• [Written task] Each entry below is to be extracted exactly.

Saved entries
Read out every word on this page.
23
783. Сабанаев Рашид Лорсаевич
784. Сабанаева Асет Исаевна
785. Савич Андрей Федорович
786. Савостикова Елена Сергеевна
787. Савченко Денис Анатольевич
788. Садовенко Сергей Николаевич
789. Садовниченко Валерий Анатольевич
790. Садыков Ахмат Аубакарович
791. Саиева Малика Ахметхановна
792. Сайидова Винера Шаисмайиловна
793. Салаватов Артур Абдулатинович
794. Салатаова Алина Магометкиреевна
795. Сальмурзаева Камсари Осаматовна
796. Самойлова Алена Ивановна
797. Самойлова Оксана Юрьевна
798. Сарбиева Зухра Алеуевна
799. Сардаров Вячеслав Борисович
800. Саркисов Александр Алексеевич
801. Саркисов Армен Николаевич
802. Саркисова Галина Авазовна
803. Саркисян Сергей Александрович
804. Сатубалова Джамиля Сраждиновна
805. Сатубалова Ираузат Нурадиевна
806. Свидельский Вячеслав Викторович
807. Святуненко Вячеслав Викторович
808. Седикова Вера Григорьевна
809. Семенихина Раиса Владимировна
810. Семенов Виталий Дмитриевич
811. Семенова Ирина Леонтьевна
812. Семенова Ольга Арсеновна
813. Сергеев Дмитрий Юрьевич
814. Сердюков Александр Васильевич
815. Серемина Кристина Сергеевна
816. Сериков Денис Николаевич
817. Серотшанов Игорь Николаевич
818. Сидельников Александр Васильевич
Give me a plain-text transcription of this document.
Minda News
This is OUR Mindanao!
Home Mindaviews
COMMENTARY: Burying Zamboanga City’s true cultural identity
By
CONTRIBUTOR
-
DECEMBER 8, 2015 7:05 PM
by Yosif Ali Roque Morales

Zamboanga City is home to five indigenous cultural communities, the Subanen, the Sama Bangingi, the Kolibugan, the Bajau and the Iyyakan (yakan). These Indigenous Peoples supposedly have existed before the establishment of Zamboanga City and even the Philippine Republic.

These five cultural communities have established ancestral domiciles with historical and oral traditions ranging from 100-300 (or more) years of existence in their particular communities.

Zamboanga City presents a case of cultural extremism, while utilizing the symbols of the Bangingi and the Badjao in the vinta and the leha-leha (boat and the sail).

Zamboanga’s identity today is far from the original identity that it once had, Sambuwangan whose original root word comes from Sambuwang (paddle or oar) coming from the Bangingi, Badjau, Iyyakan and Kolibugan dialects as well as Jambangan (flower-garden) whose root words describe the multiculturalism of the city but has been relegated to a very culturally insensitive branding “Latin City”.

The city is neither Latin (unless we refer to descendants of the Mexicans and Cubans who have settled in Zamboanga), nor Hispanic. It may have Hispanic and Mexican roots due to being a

• [The result]
Read out every word on this page.
23
783. Сабанаев Рашид Лорсаевич
784. Сабанаева Асет Исаевна
785. Савич Андрей Федорович
786. Савостикова Елена Сергеевна
787. Савченко Денис Анатольевич
788. Садовенко Сергей Николаевич
789. Садовниченко Валерий Анатольевич
790. Садыков Ахмат Аубакарович
791. Саиева Малика Ахметхановна
792. Сайидова Винера Шаисмайиловна
793. Салаватов Артур Абдулатинович
794. Салатаова Алина Магометкиреевна
795. Сальмурзаева Камсари Осаматовна
796. Самойлова Алена Ивановна
797. Самойлова Оксана Юрьевна
798. Сарбиева Зухра Алеуевна
799. Сардаров Вячеслав Борисович
800. Саркисов Александр Алексеевич
801. Саркисов Армен Николаевич
802. Саркисова Галина Авазовна
803. Саркисян Сергей Александрович
804. Сатубалова Джамиля Сраждиновна
805. Сатубалова Ираузат Нурадиевна
806. Свидельский Вячеслав Викторович
807. Святуненко Вячеслав Викторович
808. Седикова Вера Григорьевна
809. Семенихина Раиса Владимировна
810. Семенов Виталий Дмитриевич
811. Семенова Ирина Леонтьевна
812. Семенова Ольга Арсеновна
813. Сергеев Дмитрий Юрьевич
814. Сердюков Александр Васильевич
815. Серемина Кристина Сергеевна
816. Сериков Денис Николаевич
817. Серотшанов Игорь Николаевич
818. Сидельников Александр Васильевич
Give me a plain-text transcription of this document.
Minda News
This is OUR Mindanao!
Home Mindaviews
COMMENTARY: Burying Zamboanga City’s true cultural identity
By
CONTRIBUTOR
-
DECEMBER 8, 2015 7:05 PM
by Yosif Ali Roque Morales

Zamboanga City is home to five indigenous cultural communities, the Subanen, the Sama Bangingi, the Kolibugan, the Bajau and the Iyyakan (yakan). These Indigenous Peoples supposedly have existed before the establishment of Zamboanga City and even the Philippine Republic.

These five cultural communities have established ancestral domiciles with historical and oral traditions ranging from 100-300 (or more) years of existence in their particular communities.

Zamboanga City presents a case of cultural extremism, while utilizing the symbols of the Bangingi and the Badjao in the vinta and the leha-leha (boat and the sail).

Zamboanga’s identity today is far from the original identity that it once had, Sambuwangan whose original root word comes from Sambuwang (paddle or oar) coming from the Bangingi, Badjau, Iyyakan and Kolibugan dialects as well as Jambangan (flower-garden) whose root words describe the multiculturalism of the city but has been relegated to a very culturally insensitive branding “Latin City”.

The city is neither Latin (unless we refer to descendants of the Mexicans and Cubans who have settled in Zamboanga), nor Hispanic. It may have Hispanic and Mexican roots due to being a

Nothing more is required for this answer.